Record set —
* * * * *
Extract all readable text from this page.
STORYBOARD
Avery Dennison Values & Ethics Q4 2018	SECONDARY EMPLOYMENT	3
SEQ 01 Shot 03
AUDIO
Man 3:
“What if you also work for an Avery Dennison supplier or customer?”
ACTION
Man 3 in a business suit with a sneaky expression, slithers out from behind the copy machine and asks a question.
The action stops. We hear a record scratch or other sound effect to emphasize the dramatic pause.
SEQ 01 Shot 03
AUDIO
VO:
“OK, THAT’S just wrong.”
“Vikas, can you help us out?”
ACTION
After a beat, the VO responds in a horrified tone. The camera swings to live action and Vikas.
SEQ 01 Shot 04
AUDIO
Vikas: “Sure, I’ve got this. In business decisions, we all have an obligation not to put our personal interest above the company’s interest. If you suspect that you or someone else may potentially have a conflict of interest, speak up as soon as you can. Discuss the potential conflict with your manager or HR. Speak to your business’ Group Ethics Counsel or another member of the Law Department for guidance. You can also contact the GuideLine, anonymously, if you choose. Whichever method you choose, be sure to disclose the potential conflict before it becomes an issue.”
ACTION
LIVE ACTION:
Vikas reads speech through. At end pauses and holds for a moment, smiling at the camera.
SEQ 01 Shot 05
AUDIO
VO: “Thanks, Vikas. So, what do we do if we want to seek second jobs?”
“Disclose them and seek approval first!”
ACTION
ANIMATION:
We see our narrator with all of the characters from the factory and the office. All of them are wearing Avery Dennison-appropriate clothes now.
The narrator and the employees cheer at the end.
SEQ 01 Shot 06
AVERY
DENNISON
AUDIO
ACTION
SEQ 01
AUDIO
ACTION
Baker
* * * * *
Do this — Could you reproduce every record above exactly as it appears?

The response —
Extract all readable text from this page.
STORYBOARD
Avery Dennison Values & Ethics Q4 2018	SECONDARY EMPLOYMENT	3
SEQ 01 Shot 03
AUDIO
Man 3:
“What if you also work for an Avery Dennison supplier or customer?”
ACTION
Man 3 in a business suit with a sneaky expression, slithers out from behind the copy machine and asks a question.
The action stops. We hear a record scratch or other sound effect to emphasize the dramatic pause.
SEQ 01 Shot 03
AUDIO
VO:
“OK, THAT’S just wrong.”
“Vikas, can you help us out?”
ACTION
After a beat, the VO responds in a horrified tone. The camera swings to live action and Vikas.
SEQ 01 Shot 04
AUDIO
Vikas: “Sure, I’ve got this. In business decisions, we all have an obligation not to put our personal interest above the company’s interest. If you suspect that you or someone else may potentially have a conflict of interest, speak up as soon as you can. Discuss the potential conflict with your manager or HR. Speak to your business’ Group Ethics Counsel or another member of the Law Department for guidance. You can also contact the GuideLine, anonymously, if you choose. Whichever method you choose, be sure to disclose the potential conflict before it becomes an issue.”
ACTION
LIVE ACTION:
Vikas reads speech through. At end pauses and holds for a moment, smiling at the camera.
SEQ 01 Shot 05
AUDIO
VO: “Thanks, Vikas. So, what do we do if we want to seek second jobs?”
“Disclose them and seek approval first!”
ACTION
ANIMATION:
We see our narrator with all of the characters from the factory and the office. All of them are wearing Avery Dennison-appropriate clothes now.
The narrator and the employees cheer at the end.
SEQ 01 Shot 06
AVERY
DENNISON
AUDIO
ACTION
SEQ 01
AUDIO
ACTION
Baker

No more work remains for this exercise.